Problem description: Pull each line holding "climbing" out of the entries below.

*** Records for this task ***

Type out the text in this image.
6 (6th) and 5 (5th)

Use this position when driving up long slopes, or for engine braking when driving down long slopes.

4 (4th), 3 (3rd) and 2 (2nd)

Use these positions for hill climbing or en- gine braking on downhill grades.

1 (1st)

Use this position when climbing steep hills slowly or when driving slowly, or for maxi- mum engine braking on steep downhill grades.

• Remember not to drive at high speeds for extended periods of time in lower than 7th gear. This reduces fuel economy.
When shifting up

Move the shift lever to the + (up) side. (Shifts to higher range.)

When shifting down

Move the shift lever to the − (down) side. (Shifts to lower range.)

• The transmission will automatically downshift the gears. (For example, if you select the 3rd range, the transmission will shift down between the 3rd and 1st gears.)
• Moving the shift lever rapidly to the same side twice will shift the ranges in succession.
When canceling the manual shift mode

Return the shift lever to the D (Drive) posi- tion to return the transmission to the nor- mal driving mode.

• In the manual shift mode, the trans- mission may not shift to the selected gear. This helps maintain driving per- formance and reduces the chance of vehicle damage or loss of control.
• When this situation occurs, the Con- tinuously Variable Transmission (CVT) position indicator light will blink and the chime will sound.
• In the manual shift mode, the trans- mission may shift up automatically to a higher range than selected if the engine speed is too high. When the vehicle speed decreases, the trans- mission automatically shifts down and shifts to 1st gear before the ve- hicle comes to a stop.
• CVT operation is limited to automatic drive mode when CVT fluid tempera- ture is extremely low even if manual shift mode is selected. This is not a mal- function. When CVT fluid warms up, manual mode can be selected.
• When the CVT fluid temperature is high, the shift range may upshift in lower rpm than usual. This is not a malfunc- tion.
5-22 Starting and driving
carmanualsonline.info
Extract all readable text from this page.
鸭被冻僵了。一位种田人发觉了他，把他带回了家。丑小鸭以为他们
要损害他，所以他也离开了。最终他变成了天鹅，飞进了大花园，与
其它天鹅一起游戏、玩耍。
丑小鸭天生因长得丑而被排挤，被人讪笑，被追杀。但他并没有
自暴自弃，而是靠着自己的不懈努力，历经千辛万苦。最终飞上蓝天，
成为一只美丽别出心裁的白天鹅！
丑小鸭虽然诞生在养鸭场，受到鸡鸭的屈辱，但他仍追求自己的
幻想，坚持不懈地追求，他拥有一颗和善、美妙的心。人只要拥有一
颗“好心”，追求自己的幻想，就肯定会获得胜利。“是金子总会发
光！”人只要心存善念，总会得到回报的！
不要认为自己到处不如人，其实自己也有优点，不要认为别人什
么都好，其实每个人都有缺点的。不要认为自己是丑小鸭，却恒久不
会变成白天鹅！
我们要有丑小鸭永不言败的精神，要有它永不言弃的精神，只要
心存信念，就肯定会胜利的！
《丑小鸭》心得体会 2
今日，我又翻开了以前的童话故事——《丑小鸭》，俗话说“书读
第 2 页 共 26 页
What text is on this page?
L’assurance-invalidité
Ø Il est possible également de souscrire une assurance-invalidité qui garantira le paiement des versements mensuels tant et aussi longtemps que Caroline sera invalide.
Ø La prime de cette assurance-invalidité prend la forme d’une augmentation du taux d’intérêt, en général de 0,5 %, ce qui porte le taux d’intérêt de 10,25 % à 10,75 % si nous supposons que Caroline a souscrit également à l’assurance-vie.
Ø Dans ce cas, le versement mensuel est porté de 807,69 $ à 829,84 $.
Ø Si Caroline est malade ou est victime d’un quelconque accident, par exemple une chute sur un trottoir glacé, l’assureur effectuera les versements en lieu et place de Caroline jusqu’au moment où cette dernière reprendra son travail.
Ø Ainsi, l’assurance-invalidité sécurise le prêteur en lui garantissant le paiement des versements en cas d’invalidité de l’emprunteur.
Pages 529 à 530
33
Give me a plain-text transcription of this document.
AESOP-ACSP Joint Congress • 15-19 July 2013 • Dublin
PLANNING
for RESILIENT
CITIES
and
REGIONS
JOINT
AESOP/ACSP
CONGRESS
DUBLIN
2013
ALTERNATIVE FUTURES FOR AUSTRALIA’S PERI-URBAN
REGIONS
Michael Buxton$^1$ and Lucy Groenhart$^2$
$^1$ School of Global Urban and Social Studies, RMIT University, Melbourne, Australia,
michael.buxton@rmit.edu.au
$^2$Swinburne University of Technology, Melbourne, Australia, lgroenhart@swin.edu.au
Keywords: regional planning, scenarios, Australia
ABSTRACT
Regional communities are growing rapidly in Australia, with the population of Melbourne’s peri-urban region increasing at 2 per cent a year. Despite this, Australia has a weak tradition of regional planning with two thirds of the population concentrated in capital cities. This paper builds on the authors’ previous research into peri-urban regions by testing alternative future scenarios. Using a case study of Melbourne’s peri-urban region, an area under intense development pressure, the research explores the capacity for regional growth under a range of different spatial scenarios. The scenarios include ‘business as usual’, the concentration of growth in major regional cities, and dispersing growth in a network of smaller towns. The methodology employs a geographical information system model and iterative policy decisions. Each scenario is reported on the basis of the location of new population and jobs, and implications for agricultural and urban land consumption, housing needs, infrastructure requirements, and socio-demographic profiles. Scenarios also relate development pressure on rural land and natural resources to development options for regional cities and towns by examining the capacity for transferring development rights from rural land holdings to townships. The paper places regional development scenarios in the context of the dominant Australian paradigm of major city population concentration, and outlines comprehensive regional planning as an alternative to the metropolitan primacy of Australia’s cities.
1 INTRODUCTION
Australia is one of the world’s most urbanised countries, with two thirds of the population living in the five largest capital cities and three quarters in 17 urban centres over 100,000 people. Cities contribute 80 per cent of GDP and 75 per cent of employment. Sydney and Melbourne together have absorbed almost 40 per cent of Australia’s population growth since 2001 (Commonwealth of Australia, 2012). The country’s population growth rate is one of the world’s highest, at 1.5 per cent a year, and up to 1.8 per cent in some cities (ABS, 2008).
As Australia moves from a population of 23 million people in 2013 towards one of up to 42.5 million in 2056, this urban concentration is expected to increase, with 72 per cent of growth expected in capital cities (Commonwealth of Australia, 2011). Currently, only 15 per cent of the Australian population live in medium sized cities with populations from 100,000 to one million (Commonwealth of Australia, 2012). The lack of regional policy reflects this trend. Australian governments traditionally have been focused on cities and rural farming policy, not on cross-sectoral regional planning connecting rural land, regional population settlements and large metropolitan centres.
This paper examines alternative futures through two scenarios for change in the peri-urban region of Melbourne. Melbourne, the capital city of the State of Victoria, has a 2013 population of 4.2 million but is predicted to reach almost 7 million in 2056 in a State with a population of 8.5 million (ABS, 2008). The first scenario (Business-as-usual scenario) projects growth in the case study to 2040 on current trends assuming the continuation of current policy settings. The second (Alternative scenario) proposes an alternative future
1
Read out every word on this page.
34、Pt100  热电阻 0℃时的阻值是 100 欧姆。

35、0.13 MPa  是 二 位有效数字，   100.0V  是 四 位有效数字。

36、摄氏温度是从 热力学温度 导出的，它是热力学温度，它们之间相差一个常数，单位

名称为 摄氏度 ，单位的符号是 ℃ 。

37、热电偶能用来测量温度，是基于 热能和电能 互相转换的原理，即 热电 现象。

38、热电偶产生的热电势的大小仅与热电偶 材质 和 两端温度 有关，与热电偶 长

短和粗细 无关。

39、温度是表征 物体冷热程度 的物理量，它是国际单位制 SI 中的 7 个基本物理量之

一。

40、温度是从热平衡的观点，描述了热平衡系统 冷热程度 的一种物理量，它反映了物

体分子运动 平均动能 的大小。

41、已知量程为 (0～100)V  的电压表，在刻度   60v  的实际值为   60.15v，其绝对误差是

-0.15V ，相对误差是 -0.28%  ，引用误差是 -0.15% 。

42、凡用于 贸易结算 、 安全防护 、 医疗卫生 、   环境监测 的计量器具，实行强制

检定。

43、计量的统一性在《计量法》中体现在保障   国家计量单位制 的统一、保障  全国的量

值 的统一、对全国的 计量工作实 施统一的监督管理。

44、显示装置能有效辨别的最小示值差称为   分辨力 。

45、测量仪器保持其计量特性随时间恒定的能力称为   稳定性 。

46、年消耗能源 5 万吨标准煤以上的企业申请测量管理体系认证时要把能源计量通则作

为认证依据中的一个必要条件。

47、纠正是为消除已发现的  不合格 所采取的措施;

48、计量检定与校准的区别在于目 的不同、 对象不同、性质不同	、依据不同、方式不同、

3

***

Expected answer:
Use these positions for hill climbing or en- gine braking on downhill grades.
Use this position when climbing steep hills slowly or when driving slowly, or for maxi- mum engine braking on steep downhill grades.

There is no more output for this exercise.